GIVEN TASK - Without omitting anything, return the records precisely as given.

DATA EXCERPTS -
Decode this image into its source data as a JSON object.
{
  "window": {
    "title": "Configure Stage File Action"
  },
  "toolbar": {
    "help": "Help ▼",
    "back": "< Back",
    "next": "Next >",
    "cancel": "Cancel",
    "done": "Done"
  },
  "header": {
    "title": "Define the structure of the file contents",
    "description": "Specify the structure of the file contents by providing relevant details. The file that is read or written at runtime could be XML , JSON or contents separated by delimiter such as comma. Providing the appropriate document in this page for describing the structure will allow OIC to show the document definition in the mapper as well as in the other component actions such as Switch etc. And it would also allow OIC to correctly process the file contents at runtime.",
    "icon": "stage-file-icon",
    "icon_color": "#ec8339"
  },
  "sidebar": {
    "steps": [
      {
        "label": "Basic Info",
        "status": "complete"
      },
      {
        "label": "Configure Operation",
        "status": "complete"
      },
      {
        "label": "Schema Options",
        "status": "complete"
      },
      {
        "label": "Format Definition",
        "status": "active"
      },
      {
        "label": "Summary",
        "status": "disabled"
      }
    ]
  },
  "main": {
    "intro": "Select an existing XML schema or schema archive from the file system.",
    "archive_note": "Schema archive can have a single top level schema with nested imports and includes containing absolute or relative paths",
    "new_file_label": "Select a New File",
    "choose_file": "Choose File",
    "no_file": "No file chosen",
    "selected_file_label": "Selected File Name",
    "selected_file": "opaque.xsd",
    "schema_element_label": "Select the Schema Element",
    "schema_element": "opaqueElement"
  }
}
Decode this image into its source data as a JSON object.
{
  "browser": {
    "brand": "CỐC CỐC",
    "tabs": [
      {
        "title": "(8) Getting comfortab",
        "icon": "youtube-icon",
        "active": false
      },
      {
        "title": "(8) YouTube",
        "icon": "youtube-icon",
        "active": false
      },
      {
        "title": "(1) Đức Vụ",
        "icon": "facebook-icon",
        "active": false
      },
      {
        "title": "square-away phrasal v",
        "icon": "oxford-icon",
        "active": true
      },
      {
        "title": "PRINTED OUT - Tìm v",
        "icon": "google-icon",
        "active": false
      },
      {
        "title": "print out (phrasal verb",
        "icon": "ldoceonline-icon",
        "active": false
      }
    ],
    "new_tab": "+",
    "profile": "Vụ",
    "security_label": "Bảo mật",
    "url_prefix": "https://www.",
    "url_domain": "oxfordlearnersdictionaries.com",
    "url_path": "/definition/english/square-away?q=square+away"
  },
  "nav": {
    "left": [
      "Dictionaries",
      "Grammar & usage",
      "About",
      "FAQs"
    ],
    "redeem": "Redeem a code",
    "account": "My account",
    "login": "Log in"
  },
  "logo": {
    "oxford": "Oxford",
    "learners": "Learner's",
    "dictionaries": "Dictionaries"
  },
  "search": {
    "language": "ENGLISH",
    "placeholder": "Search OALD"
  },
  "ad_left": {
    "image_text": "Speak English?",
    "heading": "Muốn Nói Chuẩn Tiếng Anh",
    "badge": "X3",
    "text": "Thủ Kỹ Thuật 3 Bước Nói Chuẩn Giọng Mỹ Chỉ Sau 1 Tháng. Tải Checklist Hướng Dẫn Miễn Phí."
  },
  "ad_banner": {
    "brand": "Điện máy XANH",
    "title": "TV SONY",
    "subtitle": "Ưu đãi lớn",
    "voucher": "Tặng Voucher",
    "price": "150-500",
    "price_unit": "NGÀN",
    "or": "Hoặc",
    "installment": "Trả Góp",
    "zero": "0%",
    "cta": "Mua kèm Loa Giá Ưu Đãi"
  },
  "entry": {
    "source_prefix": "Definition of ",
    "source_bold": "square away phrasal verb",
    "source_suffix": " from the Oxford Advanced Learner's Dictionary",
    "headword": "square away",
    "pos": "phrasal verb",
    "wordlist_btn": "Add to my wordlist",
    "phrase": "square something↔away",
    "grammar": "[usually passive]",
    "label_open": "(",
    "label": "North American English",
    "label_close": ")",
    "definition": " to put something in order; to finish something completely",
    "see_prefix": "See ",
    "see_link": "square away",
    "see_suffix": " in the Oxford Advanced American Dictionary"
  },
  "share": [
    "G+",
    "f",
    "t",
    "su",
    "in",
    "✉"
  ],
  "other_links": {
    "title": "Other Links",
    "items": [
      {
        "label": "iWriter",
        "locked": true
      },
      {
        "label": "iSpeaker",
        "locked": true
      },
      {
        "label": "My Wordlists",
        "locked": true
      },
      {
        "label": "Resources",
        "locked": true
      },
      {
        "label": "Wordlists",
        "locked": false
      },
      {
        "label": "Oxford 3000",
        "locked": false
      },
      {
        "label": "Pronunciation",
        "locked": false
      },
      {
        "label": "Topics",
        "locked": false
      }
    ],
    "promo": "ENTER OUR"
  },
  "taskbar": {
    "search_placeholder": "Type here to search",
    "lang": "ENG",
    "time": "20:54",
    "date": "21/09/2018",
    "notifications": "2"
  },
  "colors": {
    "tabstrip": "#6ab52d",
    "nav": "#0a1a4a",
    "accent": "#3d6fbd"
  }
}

SOLUTION TO THIS EXERCISE -
Decode this image into its source data as a JSON object.
{
  "window": {
    "title": "Configure Stage File Action"
  },
  "toolbar": {
    "help": "Help ▼",
    "back": "< Back",
    "next": "Next >",
    "cancel": "Cancel",
    "done": "Done"
  },
  "header": {
    "title": "Define the structure of the file contents",
    "description": "Specify the structure of the file contents by providing relevant details. The file that is read or written at runtime could be XML , JSON or contents separated by delimiter such as comma. Providing the appropriate document in this page for describing the structure will allow OIC to show the document definition in the mapper as well as in the other component actions such as Switch etc. And it would also allow OIC to correctly process the file contents at runtime.",
    "icon": "stage-file-icon",
    "icon_color": "#ec8339"
  },
  "sidebar": {
    "steps": [
      {
        "label": "Basic Info",
        "status": "complete"
      },
      {
        "label": "Configure Operation",
        "status": "complete"
      },
      {
        "label": "Schema Options",
        "status": "complete"
      },
      {
        "label": "Format Definition",
        "status": "active"
      },
      {
        "label": "Summary",
        "status": "disabled"
      }
    ]
  },
  "main": {
    "intro": "Select an existing XML schema or schema archive from the file system.",
    "archive_note": "Schema archive can have a single top level schema with nested imports and includes containing absolute or relative paths",
    "new_file_label": "Select a New File",
    "choose_file": "Choose File",
    "no_file": "No file chosen",
    "selected_file_label": "Selected File Name",
    "selected_file": "opaque.xsd",
    "schema_element_label": "Select the Schema Element",
    "schema_element": "opaqueElement"
  }
}
Decode this image into its source data as a JSON object.
{
  "browser": {
    "brand": "CỐC CỐC",
    "tabs": [
      {
        "title": "(8) Getting comfortab",
        "icon": "youtube-icon",
        "active": false
      },
      {
        "title": "(8) YouTube",
        "icon": "youtube-icon",
        "active": false
      },
      {
        "title": "(1) Đức Vụ",
        "icon": "facebook-icon",
        "active": false
      },
      {
        "title": "square-away phrasal v",
        "icon": "oxford-icon",
        "active": true
      },
      {
        "title": "PRINTED OUT - Tìm v",
        "icon": "google-icon",
        "active": false
      },
      {
        "title": "print out (phrasal verb",
        "icon": "ldoceonline-icon",
        "active": false
      }
    ],
    "new_tab": "+",
    "profile": "Vụ",
    "security_label": "Bảo mật",
    "url_prefix": "https://www.",
    "url_domain": "oxfordlearnersdictionaries.com",
    "url_path": "/definition/english/square-away?q=square+away"
  },
  "nav": {
    "left": [
      "Dictionaries",
      "Grammar & usage",
      "About",
      "FAQs"
    ],
    "redeem": "Redeem a code",
    "account": "My account",
    "login": "Log in"
  },
  "logo": {
    "oxford": "Oxford",
    "learners": "Learner's",
    "dictionaries": "Dictionaries"
  },
  "search": {
    "language": "ENGLISH",
    "placeholder": "Search OALD"
  },
  "ad_left": {
    "image_text": "Speak English?",
    "heading": "Muốn Nói Chuẩn Tiếng Anh",
    "badge": "X3",
    "text": "Thủ Kỹ Thuật 3 Bước Nói Chuẩn Giọng Mỹ Chỉ Sau 1 Tháng. Tải Checklist Hướng Dẫn Miễn Phí."
  },
  "ad_banner": {
    "brand": "Điện máy XANH",
    "title": "TV SONY",
    "subtitle": "Ưu đãi lớn",
    "voucher": "Tặng Voucher",
    "price": "150-500",
    "price_unit": "NGÀN",
    "or": "Hoặc",
    "installment": "Trả Góp",
    "zero": "0%",
    "cta": "Mua kèm Loa Giá Ưu Đãi"
  },
  "entry": {
    "source_prefix": "Definition of ",
    "source_bold": "square away phrasal verb",
    "source_suffix": " from the Oxford Advanced Learner's Dictionary",
    "headword": "square away",
    "pos": "phrasal verb",
    "wordlist_btn": "Add to my wordlist",
    "phrase": "square something↔away",
    "grammar": "[usually passive]",
    "label_open": "(",
    "label": "North American English",
    "label_close": ")",
    "definition": " to put something in order; to finish something completely",
    "see_prefix": "See ",
    "see_link": "square away",
    "see_suffix": " in the Oxford Advanced American Dictionary"
  },
  "share": [
    "G+",
    "f",
    "t",
    "su",
    "in",
    "✉"
  ],
  "other_links": {
    "title": "Other Links",
    "items": [
      {
        "label": "iWriter",
        "locked": true
      },
      {
        "label": "iSpeaker",
        "locked": true
      },
      {
        "label": "My Wordlists",
        "locked": true
      },
      {
        "label": "Resources",
        "locked": true
      },
      {
        "label": "Wordlists",
        "locked": false
      },
      {
        "label": "Oxford 3000",
        "locked": false
      },
      {
        "label": "Pronunciation",
        "locked": false
      },
      {
        "label": "Topics",
        "locked": false
      }
    ],
    "promo": "ENTER OUR"
  },
  "taskbar": {
    "search_placeholder": "Type here to search",
    "lang": "ENG",
    "time": "20:54",
    "date": "21/09/2018",
    "notifications": "2"
  },
  "colors": {
    "tabstrip": "#6ab52d",
    "nav": "#0a1a4a",
    "accent": "#3d6fbd"
  }
}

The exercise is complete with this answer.